(begin)

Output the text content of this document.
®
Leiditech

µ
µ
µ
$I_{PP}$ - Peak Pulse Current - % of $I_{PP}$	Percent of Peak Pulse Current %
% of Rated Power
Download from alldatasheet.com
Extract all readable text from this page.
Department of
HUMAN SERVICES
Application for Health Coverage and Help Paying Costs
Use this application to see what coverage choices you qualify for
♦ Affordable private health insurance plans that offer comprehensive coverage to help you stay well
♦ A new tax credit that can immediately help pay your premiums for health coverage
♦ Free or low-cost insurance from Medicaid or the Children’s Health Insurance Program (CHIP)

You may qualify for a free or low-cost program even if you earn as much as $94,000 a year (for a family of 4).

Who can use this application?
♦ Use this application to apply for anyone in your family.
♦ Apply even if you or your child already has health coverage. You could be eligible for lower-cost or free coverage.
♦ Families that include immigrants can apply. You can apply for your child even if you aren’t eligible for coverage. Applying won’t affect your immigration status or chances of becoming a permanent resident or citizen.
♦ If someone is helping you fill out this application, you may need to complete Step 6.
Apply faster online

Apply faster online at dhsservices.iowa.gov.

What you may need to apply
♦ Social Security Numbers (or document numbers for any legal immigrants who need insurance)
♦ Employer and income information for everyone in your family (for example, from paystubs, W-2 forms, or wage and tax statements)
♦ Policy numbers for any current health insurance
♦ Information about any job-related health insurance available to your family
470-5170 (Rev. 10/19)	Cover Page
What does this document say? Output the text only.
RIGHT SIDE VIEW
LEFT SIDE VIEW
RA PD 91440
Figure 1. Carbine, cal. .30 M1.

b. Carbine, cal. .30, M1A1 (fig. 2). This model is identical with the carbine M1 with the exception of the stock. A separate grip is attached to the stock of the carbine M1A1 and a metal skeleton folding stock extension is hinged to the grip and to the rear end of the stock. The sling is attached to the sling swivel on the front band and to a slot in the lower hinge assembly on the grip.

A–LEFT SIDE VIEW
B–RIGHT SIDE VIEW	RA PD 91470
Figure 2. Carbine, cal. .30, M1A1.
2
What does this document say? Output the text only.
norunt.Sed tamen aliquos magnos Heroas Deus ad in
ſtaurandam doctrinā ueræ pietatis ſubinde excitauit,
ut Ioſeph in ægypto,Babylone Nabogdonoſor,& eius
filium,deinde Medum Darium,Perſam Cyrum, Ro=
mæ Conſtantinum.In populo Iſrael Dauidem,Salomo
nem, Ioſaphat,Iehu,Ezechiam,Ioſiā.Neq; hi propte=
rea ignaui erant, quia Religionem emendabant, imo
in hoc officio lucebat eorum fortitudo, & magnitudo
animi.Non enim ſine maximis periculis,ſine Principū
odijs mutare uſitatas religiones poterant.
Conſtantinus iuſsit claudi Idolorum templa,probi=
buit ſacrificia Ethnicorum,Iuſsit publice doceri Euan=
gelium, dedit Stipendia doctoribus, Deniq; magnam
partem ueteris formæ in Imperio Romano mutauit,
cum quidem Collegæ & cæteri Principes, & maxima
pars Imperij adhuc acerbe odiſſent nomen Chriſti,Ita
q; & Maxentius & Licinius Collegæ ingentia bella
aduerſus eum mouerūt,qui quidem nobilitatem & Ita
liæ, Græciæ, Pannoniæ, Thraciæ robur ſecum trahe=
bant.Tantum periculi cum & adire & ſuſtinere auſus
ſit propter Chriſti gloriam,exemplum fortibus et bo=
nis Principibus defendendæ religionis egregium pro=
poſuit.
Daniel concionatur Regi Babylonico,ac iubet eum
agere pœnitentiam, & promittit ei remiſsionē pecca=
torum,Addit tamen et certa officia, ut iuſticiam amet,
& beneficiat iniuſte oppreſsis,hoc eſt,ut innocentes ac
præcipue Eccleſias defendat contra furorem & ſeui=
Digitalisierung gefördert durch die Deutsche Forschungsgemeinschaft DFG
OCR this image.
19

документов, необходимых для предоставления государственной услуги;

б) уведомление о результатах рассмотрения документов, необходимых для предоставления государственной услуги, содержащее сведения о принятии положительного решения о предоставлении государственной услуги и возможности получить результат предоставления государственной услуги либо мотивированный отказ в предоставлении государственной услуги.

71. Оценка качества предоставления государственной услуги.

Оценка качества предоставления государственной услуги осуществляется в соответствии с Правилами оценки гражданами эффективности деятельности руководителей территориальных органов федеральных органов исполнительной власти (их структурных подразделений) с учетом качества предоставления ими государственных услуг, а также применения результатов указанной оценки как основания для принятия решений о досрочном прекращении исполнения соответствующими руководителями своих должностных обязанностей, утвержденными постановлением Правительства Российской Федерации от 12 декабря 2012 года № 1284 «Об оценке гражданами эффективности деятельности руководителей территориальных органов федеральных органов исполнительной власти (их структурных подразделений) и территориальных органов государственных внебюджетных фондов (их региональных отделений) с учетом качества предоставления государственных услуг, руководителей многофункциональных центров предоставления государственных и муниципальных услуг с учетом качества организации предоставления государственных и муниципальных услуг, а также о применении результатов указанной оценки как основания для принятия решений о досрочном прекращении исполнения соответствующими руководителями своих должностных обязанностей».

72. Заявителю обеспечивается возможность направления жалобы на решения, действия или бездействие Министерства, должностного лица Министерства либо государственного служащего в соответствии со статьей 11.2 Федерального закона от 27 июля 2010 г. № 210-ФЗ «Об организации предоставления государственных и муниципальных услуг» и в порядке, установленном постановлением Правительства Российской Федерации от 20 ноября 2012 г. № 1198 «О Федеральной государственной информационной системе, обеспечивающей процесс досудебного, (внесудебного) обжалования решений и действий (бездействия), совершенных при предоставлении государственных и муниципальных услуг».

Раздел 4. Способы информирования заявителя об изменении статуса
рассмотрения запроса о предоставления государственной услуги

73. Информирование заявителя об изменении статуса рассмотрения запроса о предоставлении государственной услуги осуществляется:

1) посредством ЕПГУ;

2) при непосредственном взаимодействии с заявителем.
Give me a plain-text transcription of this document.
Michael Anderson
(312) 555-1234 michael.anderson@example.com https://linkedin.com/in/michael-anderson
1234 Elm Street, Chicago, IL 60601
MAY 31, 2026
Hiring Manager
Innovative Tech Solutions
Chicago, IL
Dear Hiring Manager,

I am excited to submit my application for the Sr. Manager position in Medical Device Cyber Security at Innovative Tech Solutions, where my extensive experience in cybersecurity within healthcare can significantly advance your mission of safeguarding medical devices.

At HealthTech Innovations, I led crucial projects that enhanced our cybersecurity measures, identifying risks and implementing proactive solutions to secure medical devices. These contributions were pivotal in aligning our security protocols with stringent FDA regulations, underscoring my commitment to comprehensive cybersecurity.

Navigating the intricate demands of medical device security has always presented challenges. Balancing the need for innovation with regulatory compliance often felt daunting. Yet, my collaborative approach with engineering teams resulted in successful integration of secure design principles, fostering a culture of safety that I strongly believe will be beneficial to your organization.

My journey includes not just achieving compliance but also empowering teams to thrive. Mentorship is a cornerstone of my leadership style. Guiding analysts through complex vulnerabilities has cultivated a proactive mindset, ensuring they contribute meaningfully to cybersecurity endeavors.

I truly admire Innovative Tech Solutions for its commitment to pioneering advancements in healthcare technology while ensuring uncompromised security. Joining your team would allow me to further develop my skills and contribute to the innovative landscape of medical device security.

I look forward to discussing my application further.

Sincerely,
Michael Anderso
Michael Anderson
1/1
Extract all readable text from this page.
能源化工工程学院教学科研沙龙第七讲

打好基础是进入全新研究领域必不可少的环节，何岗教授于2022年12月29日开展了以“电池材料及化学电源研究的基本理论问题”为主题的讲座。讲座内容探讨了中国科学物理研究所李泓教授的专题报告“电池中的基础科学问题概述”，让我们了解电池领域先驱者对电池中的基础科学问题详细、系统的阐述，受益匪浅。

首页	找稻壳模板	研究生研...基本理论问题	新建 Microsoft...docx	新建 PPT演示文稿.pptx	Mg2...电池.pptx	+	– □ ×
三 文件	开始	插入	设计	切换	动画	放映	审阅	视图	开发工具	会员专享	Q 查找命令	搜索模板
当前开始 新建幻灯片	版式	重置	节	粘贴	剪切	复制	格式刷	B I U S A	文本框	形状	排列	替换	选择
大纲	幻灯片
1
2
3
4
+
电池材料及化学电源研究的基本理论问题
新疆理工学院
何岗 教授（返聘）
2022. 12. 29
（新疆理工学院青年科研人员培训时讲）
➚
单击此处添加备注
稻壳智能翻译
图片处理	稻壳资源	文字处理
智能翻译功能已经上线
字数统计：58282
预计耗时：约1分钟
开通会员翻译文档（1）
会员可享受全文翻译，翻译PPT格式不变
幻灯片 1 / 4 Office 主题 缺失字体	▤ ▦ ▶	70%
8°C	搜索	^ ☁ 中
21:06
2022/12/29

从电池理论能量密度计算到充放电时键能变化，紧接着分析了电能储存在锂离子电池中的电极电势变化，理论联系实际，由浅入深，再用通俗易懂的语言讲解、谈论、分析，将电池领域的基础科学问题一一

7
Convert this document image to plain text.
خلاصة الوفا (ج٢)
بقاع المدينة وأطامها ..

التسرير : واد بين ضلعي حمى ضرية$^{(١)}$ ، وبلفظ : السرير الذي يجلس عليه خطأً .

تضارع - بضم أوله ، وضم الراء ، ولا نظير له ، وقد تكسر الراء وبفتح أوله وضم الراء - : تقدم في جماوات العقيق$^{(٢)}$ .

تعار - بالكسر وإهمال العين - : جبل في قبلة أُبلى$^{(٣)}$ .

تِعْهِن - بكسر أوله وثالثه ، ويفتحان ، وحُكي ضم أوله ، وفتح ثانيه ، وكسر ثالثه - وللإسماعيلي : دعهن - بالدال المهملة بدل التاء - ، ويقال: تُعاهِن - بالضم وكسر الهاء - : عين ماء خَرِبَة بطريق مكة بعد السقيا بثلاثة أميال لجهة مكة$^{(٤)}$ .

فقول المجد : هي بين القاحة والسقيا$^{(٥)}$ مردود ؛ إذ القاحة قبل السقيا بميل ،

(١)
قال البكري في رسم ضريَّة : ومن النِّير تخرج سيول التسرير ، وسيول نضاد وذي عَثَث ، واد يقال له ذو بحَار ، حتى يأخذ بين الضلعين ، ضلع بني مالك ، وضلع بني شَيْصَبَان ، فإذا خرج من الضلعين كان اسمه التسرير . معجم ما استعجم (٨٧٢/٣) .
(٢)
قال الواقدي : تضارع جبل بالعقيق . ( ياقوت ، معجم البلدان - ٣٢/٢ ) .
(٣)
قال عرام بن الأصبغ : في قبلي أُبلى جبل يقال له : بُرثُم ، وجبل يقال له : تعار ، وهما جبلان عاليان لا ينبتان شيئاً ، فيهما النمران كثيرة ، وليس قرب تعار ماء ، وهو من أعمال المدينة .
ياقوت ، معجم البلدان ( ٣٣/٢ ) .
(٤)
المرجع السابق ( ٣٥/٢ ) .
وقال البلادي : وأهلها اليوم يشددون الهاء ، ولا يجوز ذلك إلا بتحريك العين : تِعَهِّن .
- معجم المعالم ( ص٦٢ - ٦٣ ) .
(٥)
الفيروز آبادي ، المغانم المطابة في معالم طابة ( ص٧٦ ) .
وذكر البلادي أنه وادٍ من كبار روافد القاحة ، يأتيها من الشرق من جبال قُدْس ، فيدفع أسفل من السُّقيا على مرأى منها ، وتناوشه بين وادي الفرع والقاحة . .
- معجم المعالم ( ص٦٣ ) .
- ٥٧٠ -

(end)

Track down every line of the material containing the string "电池材料及化学电源研究的基本理论问题", and copy it.

打好基础是进入全新研究领域必不可少的环节，何岗教授于2022年12月29日开展了以“电池材料及化学电源研究的基本理论问题”为主题的讲座。讲座内容探讨了中国科学物理研究所李泓教授的专题报告“电池中的基础科学问题概述”，让我们了解电池领域先驱者对电池中的基础科学问题详细、系统的阐述，受益匪浅。
电池材料及化学电源研究的基本理论问题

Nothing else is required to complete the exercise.